··· DOCUMENT

Études théâtrales et sciences humaines et sociales (Montpellier)

Publié le par Marc Escola (Source : Cyprien Deve)

Ce colloque a pour objet les relations entre les études théâtrales et les sciences humaines et sociales (SHS). L’objectif est de penser les études théâtrales comme un objet, une discipline – voire une hyper-discipline – et un champ, à la fois scientifique et artistique, et d’en interroger la pluridisciplinarité qui les constitue : quel est le rôle des SHS dans la formation aux études théâtrales ? Comment le théâtre constitue-t-il un outil heuristique des SHS ? Quelle place les études théâtrales accordent-elles à l’interdisciplinarité ?

Argumentaire

Paris, 1959, la création de l’Institut d’études théâtrales marque un tournant dans l’enseignement universitaire du théâtre (Brun, Guérin, Mervant-Roux, 2019 : 19). S’ouvre alors un champ d’études nouvelles par sa séparation de l’enseignement littéraire. Sa spécificité serait de porter sur un objet — le théâtre — plutôt que sur une méthode. Si d’autres disciplines dont la scientificité est discutée (Veyne, 1978) se constitueraient pareillement, la plupart inscrites dans le champ des sciences dites dures (Feyerabend, 1988) autant que dans celui des sciences humaines et sociales (SHS) revendiquent une scientificité à partir de la méthode plutôt que de l’objet.

Parallèlement, à la constitution de ce champ, le théâtre en tant qu’objet gagne en légitimité à travers des travaux de recherche conduits en SHS. La théorie théâtrale prend de l’intérêt pour penser le monde (Lacoue-Labarthe, Nancy, 2013). Le théâtre se voit appliquer des méthodes exogènes aux études théâtrales, à l’image de l’économie (Baumol, Bowen, 1966) ou de la sociologie (Menger, 2011), tandis que des fertilisations croisées sont opérées de sorte à faire émerger de nouvelles perspectives (inter-)disciplinaires au sein même des études théâtrales telle la sociologie du théâtre (Duvignaud, 1999). D’autres cas exemplaires, néanmoins controversés, érigent le théâtre en modèle heuristique pour penser les interactions sociales et la sociologie des organisations (Goffman, 1992) ou usent abondamment de la métaphore théâtrale pour éclairer la compréhension anthropologique d’évènements mondes pourtant sans liens originaux avec le théâtre (Bromberger, 2003) ou encore servent de modèle pour repenser l’interdisciplinarité comme « mise en scène du savoir » (Resweber, 1981). Cette question des études théâtrales comme objet, comme discipline ou comme champ pluridisciplinaire scientifique et artistique n’a de cesse de faire l’objet de réflexions à l’intérieur même du champ (Mervant-Roux, 2006 ; Plassard, 2006).

······
··· DONNÉES FOURNIES

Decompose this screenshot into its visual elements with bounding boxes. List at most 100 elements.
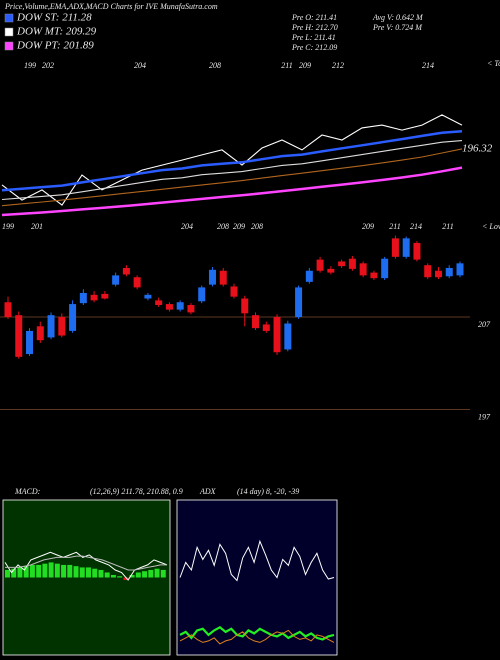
candle-body — [165, 304, 173, 310]
info-text: Pre V: 0.724 M — [372, 23, 423, 32]
candle-body — [187, 305, 195, 313]
candle-body — [176, 302, 184, 310]
low-label: 211 — [442, 222, 453, 231]
macd-bar — [42, 563, 48, 578]
adx-line — [179, 539, 335, 582]
candle-body — [305, 270, 313, 282]
info-text: Pre C: 212.09 — [291, 43, 337, 52]
legend-swatch — [4, 27, 14, 37]
candle-body — [122, 267, 130, 275]
candle-body — [155, 300, 163, 305]
candle-body — [36, 326, 44, 341]
candle-body — [90, 294, 98, 301]
macd-bar — [154, 568, 160, 578]
candle-body — [456, 263, 464, 276]
candle-body — [208, 269, 216, 285]
candle-body — [295, 287, 303, 318]
macd-bar — [110, 574, 116, 578]
lows-label: < Lows — [482, 222, 500, 231]
macd-bar — [17, 567, 23, 578]
macd-bar — [148, 569, 154, 578]
info-text: Pre L: 211.41 — [291, 33, 336, 42]
candle-body — [101, 293, 109, 299]
candle-body — [133, 277, 141, 288]
low-label: 204 — [181, 222, 193, 231]
candle-body — [391, 238, 399, 257]
macd-bar — [73, 566, 79, 578]
top-label: 202 — [42, 61, 54, 70]
macd-bar — [61, 564, 67, 578]
candle-body — [58, 317, 66, 336]
macd-bar — [36, 564, 42, 578]
candle-body — [445, 267, 453, 277]
macd-bar — [117, 576, 123, 578]
legend-label: DOW ST: 211.28 — [16, 12, 92, 24]
macd-bar — [104, 572, 110, 578]
chart-title: Price,Volume,EMA,ADX,MACD Charts for IVE… — [4, 2, 218, 11]
candle-body — [424, 265, 432, 278]
candle-body — [69, 304, 77, 331]
candle-body — [47, 315, 55, 338]
candle-body — [434, 270, 442, 278]
low-label: 208 — [217, 222, 229, 231]
low-label: 209 — [362, 222, 374, 231]
legend-label: DOW MT: 209.29 — [16, 26, 97, 38]
macd-params: (12,26,9) 211.78, 210.88, 0.9 — [90, 487, 183, 496]
top-label: 199 — [24, 61, 36, 70]
y-tick-label: 207 — [478, 320, 491, 329]
macd-bar — [67, 564, 73, 578]
macd-bar — [160, 569, 166, 578]
macd-bar — [123, 577, 129, 581]
upper-line — [1, 140, 463, 201]
macd-bar — [23, 566, 29, 578]
macd-bar — [129, 574, 135, 578]
candle-body — [15, 315, 23, 357]
top-label: 212 — [332, 61, 344, 70]
candle-body — [327, 268, 335, 273]
candle-body — [230, 286, 238, 297]
macd-bar — [142, 571, 148, 578]
candle-body — [413, 242, 421, 260]
macd-bar — [135, 572, 141, 578]
top-label: 208 — [209, 61, 221, 70]
candle-body — [338, 261, 346, 267]
low-label: 199 — [2, 222, 14, 231]
macd-line — [5, 555, 167, 571]
candle-body — [284, 323, 292, 350]
candle-body — [359, 263, 367, 276]
candle-body — [273, 317, 281, 353]
low-label: 208 — [251, 222, 263, 231]
low-label: 214 — [410, 222, 422, 231]
candle-body — [252, 315, 260, 329]
top-label: 214 — [422, 61, 434, 70]
candle-body — [198, 287, 206, 302]
tops-label: < Tops — [487, 59, 500, 68]
macd-label: MACD: — [14, 487, 41, 496]
upper-line — [1, 114, 463, 206]
candle-body — [4, 302, 12, 318]
legend-swatch — [4, 13, 14, 23]
info-text: Avg V: 0.642 M — [372, 13, 424, 22]
macd-bar — [5, 569, 10, 578]
adx-label: ADX — [199, 487, 217, 496]
candle-body — [262, 324, 270, 331]
candle-body — [79, 292, 87, 304]
macd-bar — [92, 568, 98, 578]
macd-bar — [79, 567, 85, 578]
upper-line — [1, 130, 463, 192]
info-text: Pre H: 212.70 — [291, 23, 338, 32]
top-label: 209 — [299, 61, 311, 70]
candle-body — [348, 258, 356, 269]
low-label: 211 — [389, 222, 400, 231]
candle-body — [402, 238, 410, 257]
adx-params: (14 day) 8, -20, -39 — [237, 487, 299, 496]
candle-body — [381, 258, 389, 279]
low-label: 201 — [31, 222, 43, 231]
macd-bar — [11, 568, 17, 578]
y-tick-label: 197 — [478, 412, 491, 421]
info-text: Pre O: 211.41 — [291, 13, 337, 22]
macd-bar — [48, 562, 54, 578]
candle-body — [112, 275, 120, 285]
macd-line — [4, 551, 168, 581]
candle-body — [219, 270, 227, 285]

······

Rédigez la suite du texte sur les études théâtrales et les sciences humaines et sociales, en reprenant juste après sa dernière phrase. Les enregistrements ne sont pas utiles ici.

CORRIGÉ:
L’interdisciplinarité serait constitutive des études théâtrales. Suivant Patrice Pavis, dans une perspective quelque peu théâtro-évolutionniste, celle-ci aurait connu quatre stades : l’âge de l’interdisciplinarité sémiologique (1968-1978), l’âge de l’interdisciplinarité post-structuraliste (1968-1978), l’âge de l’anthropologie théâtrale — qui est à distinguer de l’anthropologie du théâtre (Giacché, 1999) et ne relève pas d’une approche scientifique du théâtre, mais d’une démarche d’artiste (Barba, 2004) —, des cultural et performance studies (1988-1998) — ces dernières s’inscrivant néanmoins dans une acceptation typiquement états-uniennes du spectacle vivant (Schechner, 2008, Pradier, 2008), et enfin l’âge qu’il appelle de ses vœux de « réhistoricisation » de la recherche (1998-2008).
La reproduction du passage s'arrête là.